>>>>
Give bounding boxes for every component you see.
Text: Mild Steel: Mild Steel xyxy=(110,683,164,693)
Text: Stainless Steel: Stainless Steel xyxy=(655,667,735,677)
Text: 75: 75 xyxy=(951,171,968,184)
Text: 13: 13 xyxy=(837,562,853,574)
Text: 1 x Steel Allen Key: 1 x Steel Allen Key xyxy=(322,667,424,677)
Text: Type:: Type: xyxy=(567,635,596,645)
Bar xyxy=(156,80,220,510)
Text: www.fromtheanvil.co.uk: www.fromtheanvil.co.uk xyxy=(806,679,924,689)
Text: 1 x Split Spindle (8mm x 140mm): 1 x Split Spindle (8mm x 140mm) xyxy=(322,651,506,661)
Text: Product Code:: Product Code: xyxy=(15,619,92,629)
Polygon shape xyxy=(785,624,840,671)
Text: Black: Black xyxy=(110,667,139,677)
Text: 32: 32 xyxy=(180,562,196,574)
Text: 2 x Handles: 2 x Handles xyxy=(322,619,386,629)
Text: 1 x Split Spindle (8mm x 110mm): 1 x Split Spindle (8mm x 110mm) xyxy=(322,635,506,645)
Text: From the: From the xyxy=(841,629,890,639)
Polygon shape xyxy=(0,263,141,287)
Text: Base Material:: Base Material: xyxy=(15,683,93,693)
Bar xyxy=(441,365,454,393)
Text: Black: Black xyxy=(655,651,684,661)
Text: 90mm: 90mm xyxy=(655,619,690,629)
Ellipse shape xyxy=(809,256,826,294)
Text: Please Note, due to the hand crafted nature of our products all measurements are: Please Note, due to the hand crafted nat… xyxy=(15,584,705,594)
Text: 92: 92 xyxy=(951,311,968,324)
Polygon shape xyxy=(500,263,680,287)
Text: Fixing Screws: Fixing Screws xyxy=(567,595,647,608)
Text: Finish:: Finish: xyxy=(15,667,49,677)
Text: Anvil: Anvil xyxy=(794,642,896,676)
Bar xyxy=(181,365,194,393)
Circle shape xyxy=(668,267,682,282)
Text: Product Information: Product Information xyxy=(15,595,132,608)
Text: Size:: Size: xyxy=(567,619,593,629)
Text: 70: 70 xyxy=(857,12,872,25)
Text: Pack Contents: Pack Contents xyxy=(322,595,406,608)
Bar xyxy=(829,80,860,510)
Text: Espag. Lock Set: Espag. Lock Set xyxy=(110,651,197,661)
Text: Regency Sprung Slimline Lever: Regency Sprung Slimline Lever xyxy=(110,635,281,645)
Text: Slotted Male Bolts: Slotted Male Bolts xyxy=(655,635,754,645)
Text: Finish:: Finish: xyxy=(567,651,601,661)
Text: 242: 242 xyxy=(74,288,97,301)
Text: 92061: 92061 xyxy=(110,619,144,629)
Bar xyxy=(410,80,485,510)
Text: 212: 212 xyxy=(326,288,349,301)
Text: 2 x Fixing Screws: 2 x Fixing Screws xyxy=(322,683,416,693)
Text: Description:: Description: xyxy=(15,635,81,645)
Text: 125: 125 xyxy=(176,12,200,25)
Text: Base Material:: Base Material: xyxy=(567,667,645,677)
<<<<
>>>>
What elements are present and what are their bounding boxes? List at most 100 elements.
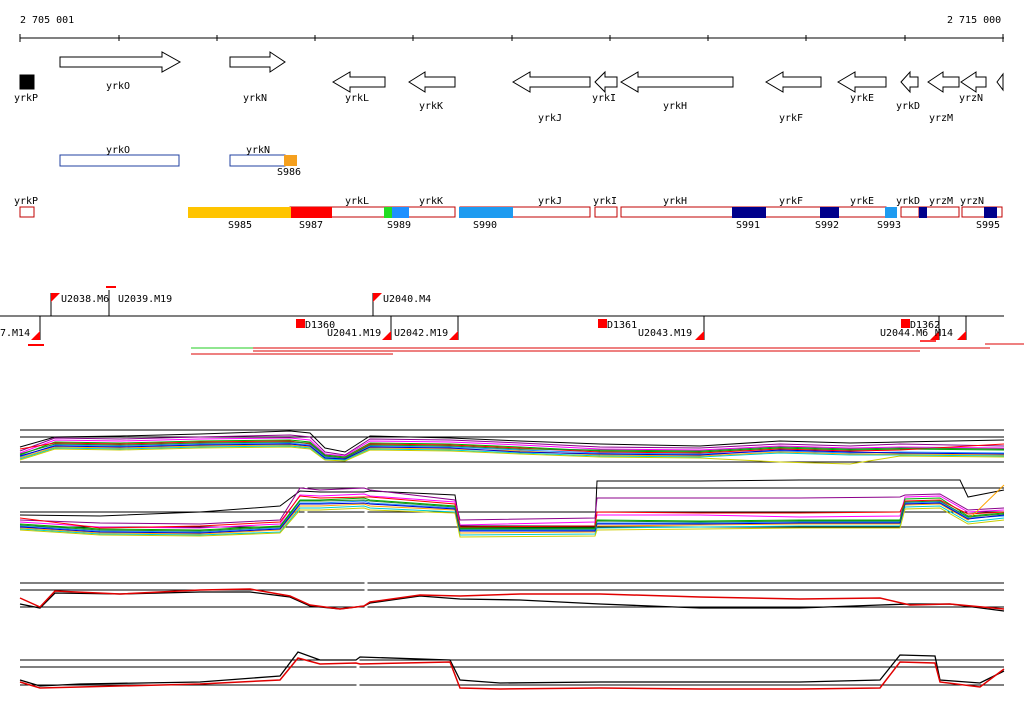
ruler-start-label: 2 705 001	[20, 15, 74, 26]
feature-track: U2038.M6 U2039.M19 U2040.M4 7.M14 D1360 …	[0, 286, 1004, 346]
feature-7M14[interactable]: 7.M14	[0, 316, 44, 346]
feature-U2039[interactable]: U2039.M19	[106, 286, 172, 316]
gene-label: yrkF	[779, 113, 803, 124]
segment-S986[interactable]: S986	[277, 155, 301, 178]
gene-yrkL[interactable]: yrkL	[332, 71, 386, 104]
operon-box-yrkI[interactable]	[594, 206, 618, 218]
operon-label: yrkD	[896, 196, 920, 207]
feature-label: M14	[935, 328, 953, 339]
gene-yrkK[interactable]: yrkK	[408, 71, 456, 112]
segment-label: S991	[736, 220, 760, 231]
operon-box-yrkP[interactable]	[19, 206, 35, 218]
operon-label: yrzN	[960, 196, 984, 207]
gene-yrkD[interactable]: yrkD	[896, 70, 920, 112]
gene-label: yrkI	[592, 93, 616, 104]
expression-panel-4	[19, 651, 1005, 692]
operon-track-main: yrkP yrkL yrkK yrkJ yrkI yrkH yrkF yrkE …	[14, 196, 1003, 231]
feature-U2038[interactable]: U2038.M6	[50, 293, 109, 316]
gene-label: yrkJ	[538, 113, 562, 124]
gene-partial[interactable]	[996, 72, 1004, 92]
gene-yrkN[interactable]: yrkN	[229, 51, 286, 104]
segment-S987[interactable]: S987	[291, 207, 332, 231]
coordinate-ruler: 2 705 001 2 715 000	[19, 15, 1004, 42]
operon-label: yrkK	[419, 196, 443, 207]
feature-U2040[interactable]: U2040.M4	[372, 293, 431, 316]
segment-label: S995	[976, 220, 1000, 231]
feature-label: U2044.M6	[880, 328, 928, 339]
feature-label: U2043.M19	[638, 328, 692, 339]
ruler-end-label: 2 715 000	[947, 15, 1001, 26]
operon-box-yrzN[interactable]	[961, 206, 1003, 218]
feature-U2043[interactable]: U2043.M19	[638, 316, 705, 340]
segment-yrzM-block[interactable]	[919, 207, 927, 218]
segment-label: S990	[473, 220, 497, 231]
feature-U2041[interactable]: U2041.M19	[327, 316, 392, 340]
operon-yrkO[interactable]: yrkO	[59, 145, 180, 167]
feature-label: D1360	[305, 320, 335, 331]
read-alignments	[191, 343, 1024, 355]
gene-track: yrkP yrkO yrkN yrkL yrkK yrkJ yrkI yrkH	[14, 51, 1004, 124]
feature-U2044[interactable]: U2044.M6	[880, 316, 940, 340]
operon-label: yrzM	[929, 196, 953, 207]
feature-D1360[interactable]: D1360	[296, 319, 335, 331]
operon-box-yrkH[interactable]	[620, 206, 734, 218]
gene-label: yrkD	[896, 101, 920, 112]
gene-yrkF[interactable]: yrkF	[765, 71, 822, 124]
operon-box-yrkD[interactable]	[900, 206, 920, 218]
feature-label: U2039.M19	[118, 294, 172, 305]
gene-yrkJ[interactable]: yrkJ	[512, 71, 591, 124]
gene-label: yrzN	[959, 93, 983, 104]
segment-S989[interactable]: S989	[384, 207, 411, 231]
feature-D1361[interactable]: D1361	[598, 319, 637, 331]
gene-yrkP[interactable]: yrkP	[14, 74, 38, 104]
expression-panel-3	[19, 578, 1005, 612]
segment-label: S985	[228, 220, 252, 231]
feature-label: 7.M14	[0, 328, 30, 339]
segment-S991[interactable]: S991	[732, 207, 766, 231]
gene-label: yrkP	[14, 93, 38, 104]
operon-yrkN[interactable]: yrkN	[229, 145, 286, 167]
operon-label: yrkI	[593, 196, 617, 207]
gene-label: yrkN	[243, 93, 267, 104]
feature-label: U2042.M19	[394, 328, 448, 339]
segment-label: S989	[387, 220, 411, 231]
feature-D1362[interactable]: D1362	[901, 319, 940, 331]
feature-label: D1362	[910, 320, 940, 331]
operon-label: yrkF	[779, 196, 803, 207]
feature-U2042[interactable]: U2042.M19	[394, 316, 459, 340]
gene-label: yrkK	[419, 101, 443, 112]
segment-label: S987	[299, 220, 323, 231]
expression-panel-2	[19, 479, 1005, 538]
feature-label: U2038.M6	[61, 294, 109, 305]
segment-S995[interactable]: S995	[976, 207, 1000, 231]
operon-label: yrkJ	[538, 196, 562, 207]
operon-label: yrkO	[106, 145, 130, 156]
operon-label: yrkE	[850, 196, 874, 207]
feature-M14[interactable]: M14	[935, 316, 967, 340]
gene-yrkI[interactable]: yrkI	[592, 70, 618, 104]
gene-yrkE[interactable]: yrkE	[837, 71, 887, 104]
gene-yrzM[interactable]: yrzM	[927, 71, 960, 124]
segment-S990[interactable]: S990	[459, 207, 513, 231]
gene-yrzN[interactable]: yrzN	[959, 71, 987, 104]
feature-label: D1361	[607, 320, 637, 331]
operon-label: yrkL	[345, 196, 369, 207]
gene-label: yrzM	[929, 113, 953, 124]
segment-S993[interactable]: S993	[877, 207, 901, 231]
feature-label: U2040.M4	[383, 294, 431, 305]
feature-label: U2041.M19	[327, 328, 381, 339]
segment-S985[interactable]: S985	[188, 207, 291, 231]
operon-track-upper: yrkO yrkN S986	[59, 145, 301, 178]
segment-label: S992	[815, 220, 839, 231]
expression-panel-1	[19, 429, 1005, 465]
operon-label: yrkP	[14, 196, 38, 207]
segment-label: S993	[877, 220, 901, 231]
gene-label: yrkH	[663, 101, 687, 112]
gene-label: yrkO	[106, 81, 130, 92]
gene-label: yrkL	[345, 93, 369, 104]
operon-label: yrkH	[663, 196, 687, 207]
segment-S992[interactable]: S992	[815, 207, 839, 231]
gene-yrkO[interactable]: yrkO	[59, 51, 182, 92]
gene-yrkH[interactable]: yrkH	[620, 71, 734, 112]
<<<<
__What is expected__. Present the stretch of lines from the one containing "Give bounding boxes" through the one containing "Text: www.fromtheanvil.co.uk: www.fromtheanvil.co.uk" as a Markdown table with the columns Row and Line. Number each row and leave out any blank lines.

__Written solution__.
| Row | Line |
|---|---|
| 1 | Give bounding boxes for every component you see. |
| 2 | Text: Mild Steel: Mild Steel xyxy=(110,683,164,693) |
| 3 | Text: Stainless Steel: Stainless Steel xyxy=(655,667,735,677) |
| 4 | Text: 75: 75 xyxy=(951,171,968,184) |
| 5 | Text: 13: 13 xyxy=(837,562,853,574) |
| 6 | Text: 1 x Steel Allen Key: 1 x Steel Allen Key xyxy=(322,667,424,677) |
| 7 | Text: Type:: Type: xyxy=(567,635,596,645) |
| 8 | Bar xyxy=(156,80,220,510) |
| 9 | Text: www.fromtheanvil.co.uk: www.fromtheanvil.co.uk xyxy=(806,679,924,689) |